> INSTRUCTION
All the data should be repeated exactly. Any image in it is left out.

++++ DATA LISTING

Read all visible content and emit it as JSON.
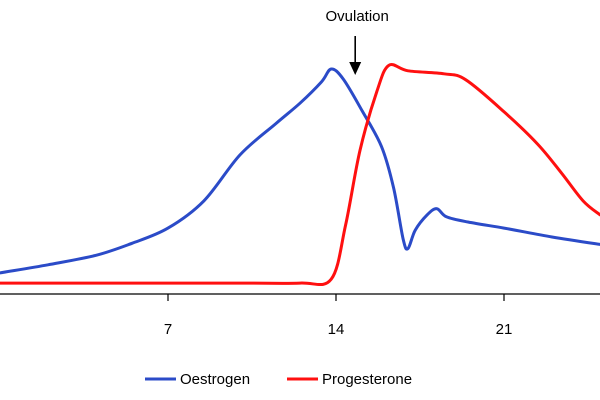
{
  "chart_data": {
    "type": "line",
    "title": "",
    "xlabel": "",
    "ylabel": "",
    "xlim": [
      0,
      25
    ],
    "ylim": [
      0,
      100
    ],
    "x_ticks": [
      7,
      14,
      21
    ],
    "y_axis_visible": false,
    "grid": false,
    "legend_position": "bottom-center",
    "annotation": {
      "text": "Ovulation",
      "x": 14.8
    },
    "series": [
      {
        "name": "Oestrogen",
        "color": "#2b4bc8",
        "points": [
          [
            0,
            5.8
          ],
          [
            2,
            9.4
          ],
          [
            4,
            13.6
          ],
          [
            5.5,
            18.9
          ],
          [
            7,
            25.6
          ],
          [
            8.5,
            37.7
          ],
          [
            10,
            58.0
          ],
          [
            11.5,
            71.9
          ],
          [
            12.5,
            80.9
          ],
          [
            13.4,
            90.4
          ],
          [
            13.8,
            96.0
          ],
          [
            14.3,
            91.6
          ],
          [
            15.1,
            77.3
          ],
          [
            15.9,
            61.6
          ],
          [
            16.4,
            43.4
          ],
          [
            16.8,
            20.6
          ],
          [
            17.0,
            16.6
          ],
          [
            17.3,
            24.7
          ],
          [
            17.8,
            31.5
          ],
          [
            18.2,
            34.2
          ],
          [
            18.6,
            30.6
          ],
          [
            19.5,
            28.3
          ],
          [
            21,
            25.6
          ],
          [
            23,
            21.7
          ],
          [
            25,
            18.4
          ]
        ]
      },
      {
        "name": "Progesterone",
        "color": "#ff1010",
        "points": [
          [
            0,
            1.3
          ],
          [
            5,
            1.3
          ],
          [
            10,
            1.3
          ],
          [
            12.5,
            1.3
          ],
          [
            13.8,
            3.0
          ],
          [
            14.4,
            27.0
          ],
          [
            15.0,
            60.0
          ],
          [
            15.7,
            86.0
          ],
          [
            16.2,
            97.6
          ],
          [
            17,
            95.2
          ],
          [
            18.5,
            93.9
          ],
          [
            19.4,
            91.3
          ],
          [
            21,
            77.1
          ],
          [
            22.4,
            62.8
          ],
          [
            23.4,
            49.9
          ],
          [
            24.3,
            37.6
          ],
          [
            25,
            31.5
          ]
        ]
      }
    ]
  }
}
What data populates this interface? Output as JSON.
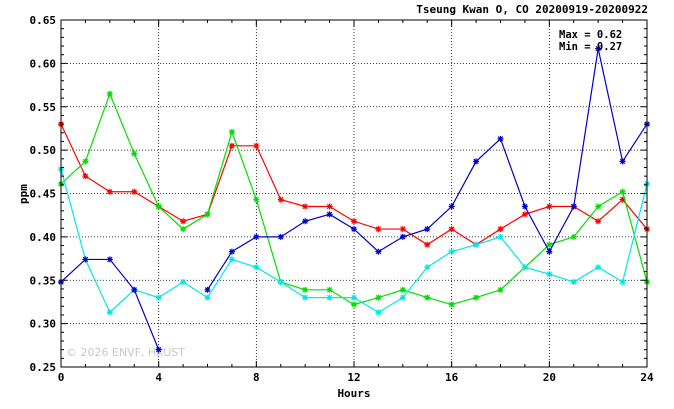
{
  "chart_data": {
    "type": "line",
    "title": "Tseung Kwan O, CO 20200919-20200922",
    "xlabel": "Hours",
    "ylabel": "ppm",
    "xlim": [
      0,
      24
    ],
    "ylim": [
      0.25,
      0.65
    ],
    "xticks": [
      0,
      4,
      8,
      12,
      16,
      20,
      24
    ],
    "xtick_labels": [
      "0",
      "4",
      "8",
      "12",
      "16",
      "20",
      "24"
    ],
    "yticks": [
      0.25,
      0.3,
      0.35,
      0.4,
      0.45,
      0.5,
      0.55,
      0.6,
      0.65
    ],
    "ytick_labels": [
      "0.25",
      "0.30",
      "0.35",
      "0.40",
      "0.45",
      "0.50",
      "0.55",
      "0.60",
      "0.65"
    ],
    "grid": true,
    "annotations": [
      "Max = 0.62",
      "Min = 0.27"
    ],
    "watermark": "© 2026  ENVF, HKUST",
    "x": [
      0,
      1,
      2,
      3,
      4,
      5,
      6,
      7,
      8,
      9,
      10,
      11,
      12,
      13,
      14,
      15,
      16,
      17,
      18,
      19,
      20,
      21,
      22,
      23,
      24
    ],
    "series": [
      {
        "color": "#ff0000",
        "values": [
          0.53,
          0.47,
          0.452,
          0.452,
          0.435,
          0.418,
          0.426,
          0.505,
          0.505,
          0.443,
          0.435,
          0.435,
          0.418,
          0.409,
          0.409,
          0.391,
          0.409,
          0.391,
          0.409,
          0.426,
          0.435,
          0.435,
          0.418,
          0.443,
          0.409
        ]
      },
      {
        "color": "#00e000",
        "values": [
          0.461,
          0.487,
          0.565,
          0.496,
          0.435,
          0.409,
          0.426,
          0.521,
          0.443,
          0.348,
          0.339,
          0.339,
          0.322,
          0.33,
          0.339,
          0.33,
          0.322,
          0.33,
          0.339,
          0.365,
          0.391,
          0.4,
          0.435,
          0.452,
          0.348
        ]
      },
      {
        "color": "#00e8e8",
        "values": [
          0.478,
          0.374,
          0.313,
          0.339,
          0.33,
          0.348,
          0.33,
          0.374,
          0.365,
          0.348,
          0.33,
          0.33,
          0.33,
          0.313,
          0.33,
          0.365,
          0.383,
          0.391,
          0.4,
          0.365,
          0.357,
          0.348,
          0.365,
          0.348,
          0.461
        ]
      },
      {
        "color": "#0000cc",
        "values": [
          0.348,
          0.374,
          0.374,
          0.339,
          0.27,
          null,
          0.339,
          0.383,
          0.4,
          0.4,
          0.418,
          0.426,
          0.409,
          0.383,
          0.4,
          0.409,
          0.435,
          0.487,
          0.513,
          0.435,
          0.383,
          0.435,
          0.617,
          0.487,
          0.53
        ]
      }
    ]
  }
}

++++++++

> RESPONSE TO THIS EXERCISE
Read all visible content and emit it as JSON.
{
  "chart_data": {
    "type": "line",
    "title": "",
    "xlabel": "",
    "ylabel": "",
    "xlim": [
      0,
      25
    ],
    "ylim": [
      0,
      100
    ],
    "x_ticks": [
      7,
      14,
      21
    ],
    "y_axis_visible": false,
    "grid": false,
    "legend_position": "bottom-center",
    "annotation": {
      "text": "Ovulation",
      "x": 14.8
    },
    "series": [
      {
        "name": "Oestrogen",
        "color": "#2b4bc8",
        "points": [
          [
            0,
            5.8
          ],
          [
            2,
            9.4
          ],
          [
            4,
            13.6
          ],
          [
            5.5,
            18.9
          ],
          [
            7,
            25.6
          ],
          [
            8.5,
            37.7
          ],
          [
            10,
            58.0
          ],
          [
            11.5,
            71.9
          ],
          [
            12.5,
            80.9
          ],
          [
            13.4,
            90.4
          ],
          [
            13.8,
            96.0
          ],
          [
            14.3,
            91.6
          ],
          [
            15.1,
            77.3
          ],
          [
            15.9,
            61.6
          ],
          [
            16.4,
            43.4
          ],
          [
            16.8,
            20.6
          ],
          [
            17.0,
            16.6
          ],
          [
            17.3,
            24.7
          ],
          [
            17.8,
            31.5
          ],
          [
            18.2,
            34.2
          ],
          [
            18.6,
            30.6
          ],
          [
            19.5,
            28.3
          ],
          [
            21,
            25.6
          ],
          [
            23,
            21.7
          ],
          [
            25,
            18.4
          ]
        ]
      },
      {
        "name": "Progesterone",
        "color": "#ff1010",
        "points": [
          [
            0,
            1.3
          ],
          [
            5,
            1.3
          ],
          [
            10,
            1.3
          ],
          [
            12.5,
            1.3
          ],
          [
            13.8,
            3.0
          ],
          [
            14.4,
            27.0
          ],
          [
            15.0,
            60.0
          ],
          [
            15.7,
            86.0
          ],
          [
            16.2,
            97.6
          ],
          [
            17,
            95.2
          ],
          [
            18.5,
            93.9
          ],
          [
            19.4,
            91.3
          ],
          [
            21,
            77.1
          ],
          [
            22.4,
            62.8
          ],
          [
            23.4,
            49.9
          ],
          [
            24.3,
            37.6
          ],
          [
            25,
            31.5
          ]
        ]
      }
    ]
  }
}
What data populates this interface? Output as JSON.
{
  "chart_data": {
    "type": "line",
    "title": "Tseung Kwan O, CO 20200919-20200922",
    "xlabel": "Hours",
    "ylabel": "ppm",
    "xlim": [
      0,
      24
    ],
    "ylim": [
      0.25,
      0.65
    ],
    "xticks": [
      0,
      4,
      8,
      12,
      16,
      20,
      24
    ],
    "xtick_labels": [
      "0",
      "4",
      "8",
      "12",
      "16",
      "20",
      "24"
    ],
    "yticks": [
      0.25,
      0.3,
      0.35,
      0.4,
      0.45,
      0.5,
      0.55,
      0.6,
      0.65
    ],
    "ytick_labels": [
      "0.25",
      "0.30",
      "0.35",
      "0.40",
      "0.45",
      "0.50",
      "0.55",
      "0.60",
      "0.65"
    ],
    "grid": true,
    "annotations": [
      "Max = 0.62",
      "Min = 0.27"
    ],
    "watermark": "© 2026  ENVF, HKUST",
    "x": [
      0,
      1,
      2,
      3,
      4,
      5,
      6,
      7,
      8,
      9,
      10,
      11,
      12,
      13,
      14,
      15,
      16,
      17,
      18,
      19,
      20,
      21,
      22,
      23,
      24
    ],
    "series": [
      {
        "color": "#ff0000",
        "values": [
          0.53,
          0.47,
          0.452,
          0.452,
          0.435,
          0.418,
          0.426,
          0.505,
          0.505,
          0.443,
          0.435,
          0.435,
          0.418,
          0.409,
          0.409,
          0.391,
          0.409,
          0.391,
          0.409,
          0.426,
          0.435,
          0.435,
          0.418,
          0.443,
          0.409
        ]
      },
      {
        "color": "#00e000",
        "values": [
          0.461,
          0.487,
          0.565,
          0.496,
          0.435,
          0.409,
          0.426,
          0.521,
          0.443,
          0.348,
          0.339,
          0.339,
          0.322,
          0.33,
          0.339,
          0.33,
          0.322,
          0.33,
          0.339,
          0.365,
          0.391,
          0.4,
          0.435,
          0.452,
          0.348
        ]
      },
      {
        "color": "#00e8e8",
        "values": [
          0.478,
          0.374,
          0.313,
          0.339,
          0.33,
          0.348,
          0.33,
          0.374,
          0.365,
          0.348,
          0.33,
          0.33,
          0.33,
          0.313,
          0.33,
          0.365,
          0.383,
          0.391,
          0.4,
          0.365,
          0.357,
          0.348,
          0.365,
          0.348,
          0.461
        ]
      },
      {
        "color": "#0000cc",
        "values": [
          0.348,
          0.374,
          0.374,
          0.339,
          0.27,
          null,
          0.339,
          0.383,
          0.4,
          0.4,
          0.418,
          0.426,
          0.409,
          0.383,
          0.4,
          0.409,
          0.435,
          0.487,
          0.513,
          0.435,
          0.383,
          0.435,
          0.617,
          0.487,
          0.53
        ]
      }
    ]
  }
}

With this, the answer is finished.